# [TASK DETAILS]
Search the material for the word "JSON" and copy each line that holds it.

-- start DATA SHOWN --

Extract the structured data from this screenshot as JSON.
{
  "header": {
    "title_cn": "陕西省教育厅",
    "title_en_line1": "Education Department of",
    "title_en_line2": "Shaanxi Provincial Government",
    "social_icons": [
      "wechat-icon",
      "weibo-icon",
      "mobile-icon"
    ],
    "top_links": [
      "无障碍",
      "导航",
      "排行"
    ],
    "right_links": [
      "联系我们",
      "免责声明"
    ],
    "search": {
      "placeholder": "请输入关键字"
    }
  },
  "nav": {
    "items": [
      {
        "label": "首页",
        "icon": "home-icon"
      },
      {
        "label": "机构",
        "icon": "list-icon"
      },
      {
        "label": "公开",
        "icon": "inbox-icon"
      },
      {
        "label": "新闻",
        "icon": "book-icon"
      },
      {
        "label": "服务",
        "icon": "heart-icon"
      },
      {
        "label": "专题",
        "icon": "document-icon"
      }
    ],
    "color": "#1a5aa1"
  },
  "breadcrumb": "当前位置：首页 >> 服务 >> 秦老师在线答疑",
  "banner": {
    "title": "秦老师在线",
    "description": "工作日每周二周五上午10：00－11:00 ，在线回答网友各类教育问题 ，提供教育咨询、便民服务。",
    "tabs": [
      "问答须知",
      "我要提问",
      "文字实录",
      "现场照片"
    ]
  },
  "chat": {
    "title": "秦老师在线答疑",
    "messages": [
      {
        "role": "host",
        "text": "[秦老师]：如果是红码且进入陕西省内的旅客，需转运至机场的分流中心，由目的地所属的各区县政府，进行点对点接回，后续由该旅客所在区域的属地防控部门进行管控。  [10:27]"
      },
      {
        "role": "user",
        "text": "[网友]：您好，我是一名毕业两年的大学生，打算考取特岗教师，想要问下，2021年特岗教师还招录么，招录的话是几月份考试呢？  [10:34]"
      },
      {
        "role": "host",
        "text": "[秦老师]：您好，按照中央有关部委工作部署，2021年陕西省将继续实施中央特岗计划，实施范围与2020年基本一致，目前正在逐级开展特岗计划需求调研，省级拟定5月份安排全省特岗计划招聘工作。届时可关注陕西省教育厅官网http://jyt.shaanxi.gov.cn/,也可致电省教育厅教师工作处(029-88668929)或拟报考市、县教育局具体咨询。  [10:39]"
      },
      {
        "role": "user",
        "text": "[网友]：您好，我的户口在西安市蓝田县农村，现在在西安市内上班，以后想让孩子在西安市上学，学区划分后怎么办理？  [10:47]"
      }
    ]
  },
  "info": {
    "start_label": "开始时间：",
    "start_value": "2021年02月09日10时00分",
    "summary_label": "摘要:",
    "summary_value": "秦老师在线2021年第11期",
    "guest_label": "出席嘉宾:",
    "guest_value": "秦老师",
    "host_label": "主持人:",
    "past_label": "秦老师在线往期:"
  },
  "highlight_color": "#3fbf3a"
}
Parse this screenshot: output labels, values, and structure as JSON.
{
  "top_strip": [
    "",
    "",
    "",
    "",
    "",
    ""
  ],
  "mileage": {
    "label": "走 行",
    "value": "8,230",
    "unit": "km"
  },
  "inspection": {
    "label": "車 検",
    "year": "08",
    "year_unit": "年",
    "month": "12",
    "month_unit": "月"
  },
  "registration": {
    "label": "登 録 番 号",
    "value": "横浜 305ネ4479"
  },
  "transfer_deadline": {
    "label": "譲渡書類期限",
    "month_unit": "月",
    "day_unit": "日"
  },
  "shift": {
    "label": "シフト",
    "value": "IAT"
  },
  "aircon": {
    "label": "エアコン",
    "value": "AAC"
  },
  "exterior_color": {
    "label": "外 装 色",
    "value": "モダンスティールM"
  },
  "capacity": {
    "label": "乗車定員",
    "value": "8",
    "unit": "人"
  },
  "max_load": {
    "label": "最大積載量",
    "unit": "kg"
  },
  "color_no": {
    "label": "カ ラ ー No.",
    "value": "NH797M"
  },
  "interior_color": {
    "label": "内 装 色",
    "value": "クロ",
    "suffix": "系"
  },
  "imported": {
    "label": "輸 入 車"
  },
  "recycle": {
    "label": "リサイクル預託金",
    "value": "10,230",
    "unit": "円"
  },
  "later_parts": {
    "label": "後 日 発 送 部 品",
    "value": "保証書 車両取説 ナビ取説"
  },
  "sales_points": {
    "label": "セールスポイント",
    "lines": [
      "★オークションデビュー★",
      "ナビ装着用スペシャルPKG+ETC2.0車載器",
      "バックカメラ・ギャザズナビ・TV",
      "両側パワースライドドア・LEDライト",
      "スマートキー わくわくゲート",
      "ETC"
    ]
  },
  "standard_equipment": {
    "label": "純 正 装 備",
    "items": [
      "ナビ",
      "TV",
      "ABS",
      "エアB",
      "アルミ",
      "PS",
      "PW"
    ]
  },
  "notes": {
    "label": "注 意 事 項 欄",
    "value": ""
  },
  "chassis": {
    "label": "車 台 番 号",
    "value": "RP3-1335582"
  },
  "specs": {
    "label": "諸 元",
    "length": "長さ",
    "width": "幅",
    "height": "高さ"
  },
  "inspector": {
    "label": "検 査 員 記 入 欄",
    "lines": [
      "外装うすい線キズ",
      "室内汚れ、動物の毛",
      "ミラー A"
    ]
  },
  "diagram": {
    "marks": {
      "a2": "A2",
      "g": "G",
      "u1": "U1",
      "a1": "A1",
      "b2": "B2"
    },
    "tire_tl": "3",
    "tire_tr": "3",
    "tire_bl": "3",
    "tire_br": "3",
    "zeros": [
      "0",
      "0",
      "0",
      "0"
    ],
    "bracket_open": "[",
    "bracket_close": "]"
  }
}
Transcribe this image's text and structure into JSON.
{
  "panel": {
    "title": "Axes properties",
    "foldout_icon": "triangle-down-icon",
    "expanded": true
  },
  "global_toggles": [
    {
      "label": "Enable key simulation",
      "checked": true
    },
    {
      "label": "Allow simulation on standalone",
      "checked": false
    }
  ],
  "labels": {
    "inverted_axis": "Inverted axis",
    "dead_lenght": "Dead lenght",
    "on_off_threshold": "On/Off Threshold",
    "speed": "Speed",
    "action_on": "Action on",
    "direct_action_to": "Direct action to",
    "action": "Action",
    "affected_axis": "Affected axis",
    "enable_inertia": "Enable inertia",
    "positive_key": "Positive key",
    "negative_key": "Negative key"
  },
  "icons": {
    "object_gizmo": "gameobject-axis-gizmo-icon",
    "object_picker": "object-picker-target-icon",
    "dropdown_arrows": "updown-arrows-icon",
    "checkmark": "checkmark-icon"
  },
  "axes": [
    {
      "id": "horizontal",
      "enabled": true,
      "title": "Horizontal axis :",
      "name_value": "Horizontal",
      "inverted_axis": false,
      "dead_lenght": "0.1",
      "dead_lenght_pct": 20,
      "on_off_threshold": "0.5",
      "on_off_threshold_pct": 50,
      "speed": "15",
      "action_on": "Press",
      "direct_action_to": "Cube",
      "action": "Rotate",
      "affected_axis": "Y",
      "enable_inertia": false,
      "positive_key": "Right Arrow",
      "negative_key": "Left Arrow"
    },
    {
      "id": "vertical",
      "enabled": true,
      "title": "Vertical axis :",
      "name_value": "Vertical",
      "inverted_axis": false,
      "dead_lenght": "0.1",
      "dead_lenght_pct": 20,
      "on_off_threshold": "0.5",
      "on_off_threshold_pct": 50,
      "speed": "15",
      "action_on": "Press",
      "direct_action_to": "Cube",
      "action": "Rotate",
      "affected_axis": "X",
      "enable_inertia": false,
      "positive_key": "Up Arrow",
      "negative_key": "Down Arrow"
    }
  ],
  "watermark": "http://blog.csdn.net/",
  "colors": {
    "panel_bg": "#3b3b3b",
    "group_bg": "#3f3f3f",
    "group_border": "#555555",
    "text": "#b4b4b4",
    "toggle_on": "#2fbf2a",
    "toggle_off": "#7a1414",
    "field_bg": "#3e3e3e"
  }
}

-- end DATA SHOWN --

# [SOLUTION TO THIS EXERCISE]
Extract the structured data from this screenshot as JSON.
Parse this screenshot: output labels, values, and structure as JSON.
Transcribe this image's text and structure into JSON.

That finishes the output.